[Collected data entries]
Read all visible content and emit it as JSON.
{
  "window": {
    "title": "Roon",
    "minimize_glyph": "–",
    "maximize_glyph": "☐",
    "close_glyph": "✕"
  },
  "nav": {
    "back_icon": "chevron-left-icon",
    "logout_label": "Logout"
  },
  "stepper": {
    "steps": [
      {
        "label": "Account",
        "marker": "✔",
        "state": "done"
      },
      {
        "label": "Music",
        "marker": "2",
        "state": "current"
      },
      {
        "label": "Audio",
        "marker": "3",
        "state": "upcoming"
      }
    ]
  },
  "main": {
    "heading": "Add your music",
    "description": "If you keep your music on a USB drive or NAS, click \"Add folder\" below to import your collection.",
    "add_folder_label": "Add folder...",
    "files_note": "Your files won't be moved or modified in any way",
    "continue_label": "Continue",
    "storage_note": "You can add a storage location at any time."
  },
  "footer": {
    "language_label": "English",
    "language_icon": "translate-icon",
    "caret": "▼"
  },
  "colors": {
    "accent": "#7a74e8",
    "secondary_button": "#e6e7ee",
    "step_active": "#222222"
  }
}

● **Required work**
Write down only the number of lines that contain the string "state" in the listing.

● **Finished exercise**
3